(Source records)
******************************
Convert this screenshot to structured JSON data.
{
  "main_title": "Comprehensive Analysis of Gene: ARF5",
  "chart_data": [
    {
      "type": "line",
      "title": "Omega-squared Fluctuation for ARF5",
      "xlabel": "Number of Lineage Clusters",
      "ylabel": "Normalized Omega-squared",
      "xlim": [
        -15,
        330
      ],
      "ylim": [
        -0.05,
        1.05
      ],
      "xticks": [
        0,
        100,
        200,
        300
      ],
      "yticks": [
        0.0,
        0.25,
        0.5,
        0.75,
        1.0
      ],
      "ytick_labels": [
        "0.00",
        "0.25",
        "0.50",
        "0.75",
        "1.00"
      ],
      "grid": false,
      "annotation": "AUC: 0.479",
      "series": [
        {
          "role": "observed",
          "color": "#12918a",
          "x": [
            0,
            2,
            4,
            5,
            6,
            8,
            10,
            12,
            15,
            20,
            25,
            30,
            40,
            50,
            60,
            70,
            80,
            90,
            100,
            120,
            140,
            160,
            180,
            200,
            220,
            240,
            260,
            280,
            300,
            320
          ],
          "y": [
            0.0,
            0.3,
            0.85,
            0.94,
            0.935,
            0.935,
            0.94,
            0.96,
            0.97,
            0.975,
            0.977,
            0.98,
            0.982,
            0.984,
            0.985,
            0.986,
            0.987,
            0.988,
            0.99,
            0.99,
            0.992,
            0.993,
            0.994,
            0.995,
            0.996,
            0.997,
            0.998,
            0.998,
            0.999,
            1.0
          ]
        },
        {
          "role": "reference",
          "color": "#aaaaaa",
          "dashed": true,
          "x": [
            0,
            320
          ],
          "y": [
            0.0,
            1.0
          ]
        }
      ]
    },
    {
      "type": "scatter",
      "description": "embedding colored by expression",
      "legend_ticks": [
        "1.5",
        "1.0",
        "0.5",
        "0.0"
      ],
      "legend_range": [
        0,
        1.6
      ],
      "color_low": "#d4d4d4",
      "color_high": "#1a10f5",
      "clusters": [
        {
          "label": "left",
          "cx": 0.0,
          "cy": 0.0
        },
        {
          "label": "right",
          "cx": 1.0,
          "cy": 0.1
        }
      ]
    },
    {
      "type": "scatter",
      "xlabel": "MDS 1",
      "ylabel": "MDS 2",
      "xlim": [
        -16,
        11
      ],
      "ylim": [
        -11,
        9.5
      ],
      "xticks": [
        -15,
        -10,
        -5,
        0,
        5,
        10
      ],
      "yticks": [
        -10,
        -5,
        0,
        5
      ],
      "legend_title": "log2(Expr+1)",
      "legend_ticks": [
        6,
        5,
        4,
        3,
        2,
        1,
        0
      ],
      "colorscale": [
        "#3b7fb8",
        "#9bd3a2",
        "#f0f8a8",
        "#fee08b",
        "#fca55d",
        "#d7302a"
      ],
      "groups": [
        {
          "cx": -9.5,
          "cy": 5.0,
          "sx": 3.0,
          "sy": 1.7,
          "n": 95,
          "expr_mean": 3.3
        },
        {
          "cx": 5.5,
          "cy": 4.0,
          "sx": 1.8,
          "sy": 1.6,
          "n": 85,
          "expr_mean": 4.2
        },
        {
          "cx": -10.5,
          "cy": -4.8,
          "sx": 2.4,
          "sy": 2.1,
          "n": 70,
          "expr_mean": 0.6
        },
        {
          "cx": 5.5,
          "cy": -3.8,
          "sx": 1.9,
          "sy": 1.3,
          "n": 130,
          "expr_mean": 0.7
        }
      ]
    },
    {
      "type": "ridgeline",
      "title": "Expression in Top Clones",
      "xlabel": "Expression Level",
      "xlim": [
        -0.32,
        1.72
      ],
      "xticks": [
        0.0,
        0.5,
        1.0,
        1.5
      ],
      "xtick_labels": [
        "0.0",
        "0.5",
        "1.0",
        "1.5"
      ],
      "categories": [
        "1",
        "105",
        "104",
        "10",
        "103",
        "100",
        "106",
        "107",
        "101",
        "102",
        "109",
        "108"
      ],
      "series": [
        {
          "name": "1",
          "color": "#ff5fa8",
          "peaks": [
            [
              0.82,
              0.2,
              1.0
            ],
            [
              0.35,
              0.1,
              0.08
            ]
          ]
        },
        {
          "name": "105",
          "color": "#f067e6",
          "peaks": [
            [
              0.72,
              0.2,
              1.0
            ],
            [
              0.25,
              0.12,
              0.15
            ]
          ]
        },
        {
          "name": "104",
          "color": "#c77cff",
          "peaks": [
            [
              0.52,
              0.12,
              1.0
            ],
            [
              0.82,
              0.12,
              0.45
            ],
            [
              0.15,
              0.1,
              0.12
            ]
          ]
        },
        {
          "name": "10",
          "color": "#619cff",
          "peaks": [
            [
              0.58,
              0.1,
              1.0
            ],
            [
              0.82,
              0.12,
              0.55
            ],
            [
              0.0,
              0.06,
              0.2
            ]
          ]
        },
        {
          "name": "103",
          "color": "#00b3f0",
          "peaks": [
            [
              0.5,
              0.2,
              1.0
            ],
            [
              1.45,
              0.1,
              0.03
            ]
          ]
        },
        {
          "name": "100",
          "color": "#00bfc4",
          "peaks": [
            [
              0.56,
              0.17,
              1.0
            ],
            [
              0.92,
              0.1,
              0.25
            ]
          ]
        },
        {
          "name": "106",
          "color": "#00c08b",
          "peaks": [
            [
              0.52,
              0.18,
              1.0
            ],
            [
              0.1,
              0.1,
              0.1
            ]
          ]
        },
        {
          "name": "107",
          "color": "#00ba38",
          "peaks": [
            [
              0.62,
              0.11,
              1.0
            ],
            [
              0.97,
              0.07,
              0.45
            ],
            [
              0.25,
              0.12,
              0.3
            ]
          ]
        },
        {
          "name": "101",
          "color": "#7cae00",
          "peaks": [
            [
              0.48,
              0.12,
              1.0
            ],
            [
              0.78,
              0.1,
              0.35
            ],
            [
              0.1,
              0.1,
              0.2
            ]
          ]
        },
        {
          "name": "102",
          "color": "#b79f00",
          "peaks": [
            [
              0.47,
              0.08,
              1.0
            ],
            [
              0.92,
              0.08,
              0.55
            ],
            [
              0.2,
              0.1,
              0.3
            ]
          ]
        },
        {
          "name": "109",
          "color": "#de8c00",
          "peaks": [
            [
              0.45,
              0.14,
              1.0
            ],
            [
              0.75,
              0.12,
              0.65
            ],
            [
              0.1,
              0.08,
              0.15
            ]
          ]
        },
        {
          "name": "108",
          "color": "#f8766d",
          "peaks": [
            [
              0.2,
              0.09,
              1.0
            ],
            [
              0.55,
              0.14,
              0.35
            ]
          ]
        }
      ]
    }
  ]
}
******************************
> _Task to carry out_
Determine the number of lines in these entries that contain the word "ylabel", and write only that number.

> _Correct output_
2